» Required task
Find the lines that hold the word "Expenses" and return them.

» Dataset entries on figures
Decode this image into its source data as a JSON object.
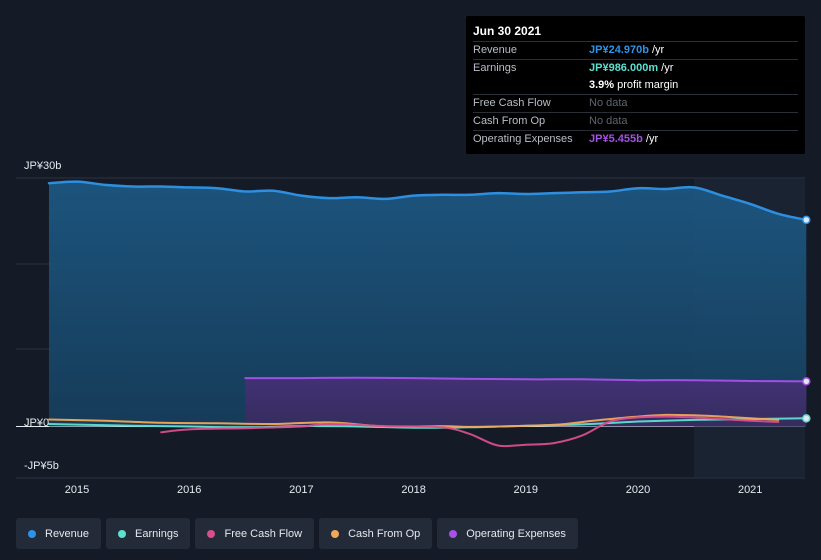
{
  "chart_data": {
    "type": "area",
    "x_range": [
      2014.7,
      2021.5
    ],
    "ylim": [
      -5,
      30
    ],
    "y_tick_labels": [
      "JP¥30b",
      "JP¥0",
      "-JP¥5b"
    ],
    "x_ticks": [
      "2015",
      "2016",
      "2017",
      "2018",
      "2019",
      "2020",
      "2021"
    ],
    "series": [
      {
        "name": "Revenue",
        "color": "#2e93e8",
        "points": [
          [
            2014.75,
            29.4
          ],
          [
            2015.0,
            29.6
          ],
          [
            2015.25,
            29.2
          ],
          [
            2015.5,
            29.0
          ],
          [
            2015.75,
            29.0
          ],
          [
            2016.0,
            28.9
          ],
          [
            2016.25,
            28.8
          ],
          [
            2016.5,
            28.4
          ],
          [
            2016.75,
            28.5
          ],
          [
            2017.0,
            27.9
          ],
          [
            2017.25,
            27.6
          ],
          [
            2017.5,
            27.7
          ],
          [
            2017.75,
            27.5
          ],
          [
            2018.0,
            27.9
          ],
          [
            2018.25,
            28.0
          ],
          [
            2018.5,
            28.0
          ],
          [
            2018.75,
            28.2
          ],
          [
            2019.0,
            28.1
          ],
          [
            2019.25,
            28.2
          ],
          [
            2019.5,
            28.3
          ],
          [
            2019.75,
            28.4
          ],
          [
            2020.0,
            28.8
          ],
          [
            2020.25,
            28.7
          ],
          [
            2020.5,
            28.9
          ],
          [
            2020.75,
            27.9
          ],
          [
            2021.0,
            26.9
          ],
          [
            2021.25,
            25.7
          ],
          [
            2021.5,
            24.97
          ]
        ]
      },
      {
        "name": "Operating Expenses",
        "color": "#a651e8",
        "points": [
          [
            2016.5,
            5.85
          ],
          [
            2017.0,
            5.85
          ],
          [
            2017.5,
            5.9
          ],
          [
            2018.0,
            5.85
          ],
          [
            2018.5,
            5.75
          ],
          [
            2019.0,
            5.7
          ],
          [
            2019.5,
            5.7
          ],
          [
            2020.0,
            5.6
          ],
          [
            2020.5,
            5.6
          ],
          [
            2021.0,
            5.5
          ],
          [
            2021.5,
            5.455
          ]
        ]
      },
      {
        "name": "Earnings",
        "color": "#5ce0d0",
        "points": [
          [
            2014.75,
            0.3
          ],
          [
            2015.5,
            0.1
          ],
          [
            2016.0,
            0.0
          ],
          [
            2016.5,
            -0.1
          ],
          [
            2017.0,
            0.05
          ],
          [
            2017.5,
            0.0
          ],
          [
            2018.0,
            -0.15
          ],
          [
            2018.5,
            -0.1
          ],
          [
            2019.0,
            0.1
          ],
          [
            2019.5,
            0.25
          ],
          [
            2020.0,
            0.6
          ],
          [
            2020.5,
            0.8
          ],
          [
            2021.0,
            0.9
          ],
          [
            2021.5,
            0.986
          ]
        ]
      },
      {
        "name": "Cash From Op",
        "color": "#f0a85a",
        "points": [
          [
            2014.75,
            0.85
          ],
          [
            2015.25,
            0.7
          ],
          [
            2015.75,
            0.45
          ],
          [
            2016.25,
            0.4
          ],
          [
            2016.75,
            0.3
          ],
          [
            2017.25,
            0.5
          ],
          [
            2017.75,
            0.0
          ],
          [
            2018.25,
            0.05
          ],
          [
            2018.5,
            -0.05
          ],
          [
            2018.75,
            0.0
          ],
          [
            2019.25,
            0.2
          ],
          [
            2019.6,
            0.7
          ],
          [
            2020.0,
            1.2
          ],
          [
            2020.25,
            1.4
          ],
          [
            2020.5,
            1.35
          ],
          [
            2020.75,
            1.2
          ],
          [
            2021.0,
            1.0
          ],
          [
            2021.25,
            0.8
          ]
        ]
      },
      {
        "name": "Free Cash Flow",
        "color": "#d84e8c",
        "points": [
          [
            2015.75,
            -0.7
          ],
          [
            2016.0,
            -0.35
          ],
          [
            2016.5,
            -0.2
          ],
          [
            2017.0,
            0.0
          ],
          [
            2017.25,
            0.3
          ],
          [
            2017.75,
            0.05
          ],
          [
            2018.25,
            -0.1
          ],
          [
            2018.5,
            -0.9
          ],
          [
            2018.75,
            -2.3
          ],
          [
            2019.0,
            -2.2
          ],
          [
            2019.25,
            -2.0
          ],
          [
            2019.5,
            -1.1
          ],
          [
            2019.75,
            0.6
          ],
          [
            2020.0,
            1.1
          ],
          [
            2020.25,
            1.2
          ],
          [
            2020.5,
            1.1
          ],
          [
            2020.75,
            0.9
          ],
          [
            2021.0,
            0.7
          ],
          [
            2021.25,
            0.55
          ]
        ]
      }
    ],
    "highlight_from": 2020.5,
    "legend_position": "bottom"
  },
  "tooltip": {
    "date": "Jun 30 2021",
    "rows": [
      {
        "label": "Revenue",
        "value": "JP¥24.970b",
        "unit": " /yr",
        "color": "#2e93e8"
      },
      {
        "label": "Earnings",
        "value": "JP¥986.000m",
        "unit": " /yr",
        "color": "#5ce0d0"
      },
      {
        "label": "",
        "value": "3.9%",
        "unit": " profit margin",
        "color": "#ffffff"
      },
      {
        "label": "Free Cash Flow",
        "value": "No data",
        "unit": "",
        "color": "#5e6570"
      },
      {
        "label": "Cash From Op",
        "value": "No data",
        "unit": "",
        "color": "#5e6570"
      },
      {
        "label": "Operating Expenses",
        "value": "JP¥5.455b",
        "unit": " /yr",
        "color": "#a651e8"
      }
    ]
  },
  "legend": [
    {
      "label": "Revenue",
      "color": "#2e93e8"
    },
    {
      "label": "Earnings",
      "color": "#5ce0d0"
    },
    {
      "label": "Free Cash Flow",
      "color": "#d84e8c"
    },
    {
      "label": "Cash From Op",
      "color": "#f0a85a"
    },
    {
      "label": "Operating Expenses",
      "color": "#a651e8"
    }
  ]
}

» Worked solution
        "name": "Operating Expenses",
        "label": "Operating Expenses",
      "label": "Operating Expenses",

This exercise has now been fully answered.